THE REQUEST: Extract and list every line that contains the word "permanently".

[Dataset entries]
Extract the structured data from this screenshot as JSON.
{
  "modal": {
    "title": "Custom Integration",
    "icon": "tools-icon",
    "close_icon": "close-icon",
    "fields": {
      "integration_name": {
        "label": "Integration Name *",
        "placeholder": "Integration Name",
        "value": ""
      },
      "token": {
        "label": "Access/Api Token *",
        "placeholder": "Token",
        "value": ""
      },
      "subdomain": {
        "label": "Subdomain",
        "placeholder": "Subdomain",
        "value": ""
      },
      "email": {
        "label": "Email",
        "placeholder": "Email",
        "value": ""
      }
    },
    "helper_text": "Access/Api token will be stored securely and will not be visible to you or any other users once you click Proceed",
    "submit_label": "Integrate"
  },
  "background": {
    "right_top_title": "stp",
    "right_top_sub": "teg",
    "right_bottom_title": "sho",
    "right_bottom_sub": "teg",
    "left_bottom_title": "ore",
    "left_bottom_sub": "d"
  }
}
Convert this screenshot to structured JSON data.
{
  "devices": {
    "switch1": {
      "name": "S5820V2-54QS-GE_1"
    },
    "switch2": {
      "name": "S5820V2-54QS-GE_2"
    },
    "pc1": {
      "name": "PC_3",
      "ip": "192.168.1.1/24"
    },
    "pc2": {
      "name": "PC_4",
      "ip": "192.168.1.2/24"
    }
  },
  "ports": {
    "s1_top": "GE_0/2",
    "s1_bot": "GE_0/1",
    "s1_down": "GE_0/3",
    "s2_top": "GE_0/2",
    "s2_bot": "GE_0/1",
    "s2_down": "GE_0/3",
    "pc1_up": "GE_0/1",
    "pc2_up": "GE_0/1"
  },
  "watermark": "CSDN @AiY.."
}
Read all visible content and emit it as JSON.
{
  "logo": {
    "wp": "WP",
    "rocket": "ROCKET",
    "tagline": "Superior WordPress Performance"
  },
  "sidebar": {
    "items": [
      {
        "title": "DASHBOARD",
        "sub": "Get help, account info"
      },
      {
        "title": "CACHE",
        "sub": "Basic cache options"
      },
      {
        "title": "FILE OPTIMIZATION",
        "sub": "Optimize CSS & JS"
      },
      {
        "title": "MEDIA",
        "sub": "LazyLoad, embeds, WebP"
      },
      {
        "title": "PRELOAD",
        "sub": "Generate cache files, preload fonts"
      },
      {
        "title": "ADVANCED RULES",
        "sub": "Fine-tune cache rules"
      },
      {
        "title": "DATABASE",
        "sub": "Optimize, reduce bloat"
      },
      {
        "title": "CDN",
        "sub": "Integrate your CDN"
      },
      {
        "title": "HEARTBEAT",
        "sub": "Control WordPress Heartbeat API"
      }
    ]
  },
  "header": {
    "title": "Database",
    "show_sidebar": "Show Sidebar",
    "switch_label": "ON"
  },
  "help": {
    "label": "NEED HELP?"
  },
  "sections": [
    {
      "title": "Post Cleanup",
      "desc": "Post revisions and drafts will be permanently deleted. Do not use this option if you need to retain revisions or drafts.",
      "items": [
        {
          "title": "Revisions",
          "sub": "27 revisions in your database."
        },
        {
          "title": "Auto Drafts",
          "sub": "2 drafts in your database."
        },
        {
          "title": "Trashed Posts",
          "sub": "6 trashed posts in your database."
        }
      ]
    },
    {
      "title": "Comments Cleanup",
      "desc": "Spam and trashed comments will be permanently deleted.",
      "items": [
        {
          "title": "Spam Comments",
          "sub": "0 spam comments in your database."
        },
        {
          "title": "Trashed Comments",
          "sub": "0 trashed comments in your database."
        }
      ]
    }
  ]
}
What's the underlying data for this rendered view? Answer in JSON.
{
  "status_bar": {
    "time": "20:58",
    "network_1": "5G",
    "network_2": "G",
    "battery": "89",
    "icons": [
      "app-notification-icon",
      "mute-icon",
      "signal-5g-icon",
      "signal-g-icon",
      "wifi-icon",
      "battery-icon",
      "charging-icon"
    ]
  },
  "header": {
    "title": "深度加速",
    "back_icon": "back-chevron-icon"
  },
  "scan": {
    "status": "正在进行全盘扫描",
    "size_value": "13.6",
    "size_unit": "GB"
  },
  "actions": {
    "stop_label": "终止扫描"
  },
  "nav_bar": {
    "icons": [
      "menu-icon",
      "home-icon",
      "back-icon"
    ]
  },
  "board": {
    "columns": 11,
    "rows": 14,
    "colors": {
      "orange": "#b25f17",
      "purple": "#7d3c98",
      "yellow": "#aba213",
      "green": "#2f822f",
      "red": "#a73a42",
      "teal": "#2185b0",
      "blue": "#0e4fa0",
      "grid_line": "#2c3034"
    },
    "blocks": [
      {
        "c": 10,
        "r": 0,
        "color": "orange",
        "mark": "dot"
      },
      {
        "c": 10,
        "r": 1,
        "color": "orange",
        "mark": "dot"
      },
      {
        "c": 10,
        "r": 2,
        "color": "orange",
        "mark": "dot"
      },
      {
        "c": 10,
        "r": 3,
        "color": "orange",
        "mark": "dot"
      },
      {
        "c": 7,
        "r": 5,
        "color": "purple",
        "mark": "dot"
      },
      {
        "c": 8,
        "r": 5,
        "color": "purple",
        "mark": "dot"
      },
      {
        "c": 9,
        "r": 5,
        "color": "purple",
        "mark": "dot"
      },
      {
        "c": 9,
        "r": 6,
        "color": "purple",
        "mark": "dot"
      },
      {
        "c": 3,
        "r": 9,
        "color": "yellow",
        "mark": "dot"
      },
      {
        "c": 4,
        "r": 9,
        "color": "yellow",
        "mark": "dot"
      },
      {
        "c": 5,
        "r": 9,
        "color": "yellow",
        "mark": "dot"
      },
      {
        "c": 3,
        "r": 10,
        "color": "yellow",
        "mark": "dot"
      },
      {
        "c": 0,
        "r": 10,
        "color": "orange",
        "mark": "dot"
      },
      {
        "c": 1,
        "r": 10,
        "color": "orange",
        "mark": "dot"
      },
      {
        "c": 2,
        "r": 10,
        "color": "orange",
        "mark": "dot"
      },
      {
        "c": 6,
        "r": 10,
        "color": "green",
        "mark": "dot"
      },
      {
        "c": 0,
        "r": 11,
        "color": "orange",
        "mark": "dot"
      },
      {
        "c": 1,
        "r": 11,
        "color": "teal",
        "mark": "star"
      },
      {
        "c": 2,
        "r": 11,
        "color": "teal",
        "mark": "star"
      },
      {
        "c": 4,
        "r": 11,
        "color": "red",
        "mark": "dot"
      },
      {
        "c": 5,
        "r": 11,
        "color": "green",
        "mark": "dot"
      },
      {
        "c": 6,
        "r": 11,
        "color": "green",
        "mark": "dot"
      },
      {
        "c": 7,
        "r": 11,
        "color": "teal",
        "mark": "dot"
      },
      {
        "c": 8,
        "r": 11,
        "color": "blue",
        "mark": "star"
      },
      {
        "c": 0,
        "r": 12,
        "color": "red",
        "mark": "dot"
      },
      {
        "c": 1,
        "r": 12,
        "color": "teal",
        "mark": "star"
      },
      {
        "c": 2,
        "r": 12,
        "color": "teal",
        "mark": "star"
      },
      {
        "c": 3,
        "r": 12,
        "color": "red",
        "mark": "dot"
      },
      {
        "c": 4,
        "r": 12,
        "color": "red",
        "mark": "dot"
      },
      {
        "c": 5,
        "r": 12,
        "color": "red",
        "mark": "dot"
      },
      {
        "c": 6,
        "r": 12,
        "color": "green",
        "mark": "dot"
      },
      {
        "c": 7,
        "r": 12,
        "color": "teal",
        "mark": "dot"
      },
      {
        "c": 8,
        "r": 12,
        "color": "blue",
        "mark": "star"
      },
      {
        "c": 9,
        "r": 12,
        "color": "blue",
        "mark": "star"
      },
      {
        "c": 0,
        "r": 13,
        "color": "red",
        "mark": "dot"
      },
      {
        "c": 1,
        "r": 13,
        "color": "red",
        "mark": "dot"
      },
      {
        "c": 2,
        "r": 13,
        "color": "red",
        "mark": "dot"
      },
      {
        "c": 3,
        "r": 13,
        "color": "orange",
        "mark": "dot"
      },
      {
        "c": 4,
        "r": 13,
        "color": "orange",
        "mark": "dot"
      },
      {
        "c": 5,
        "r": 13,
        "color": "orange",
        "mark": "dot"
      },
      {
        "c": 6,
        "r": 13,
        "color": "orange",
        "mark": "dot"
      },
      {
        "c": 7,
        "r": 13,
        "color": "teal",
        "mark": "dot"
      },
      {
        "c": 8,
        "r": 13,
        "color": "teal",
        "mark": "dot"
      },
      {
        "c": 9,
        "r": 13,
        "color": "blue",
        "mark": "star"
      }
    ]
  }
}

ANSWER TO THIS TASK:
      "desc": "Post revisions and drafts will be permanently deleted. Do not use this option if you need to retain revisions or drafts.",
      "desc": "Spam and trashed comments will be permanently deleted.",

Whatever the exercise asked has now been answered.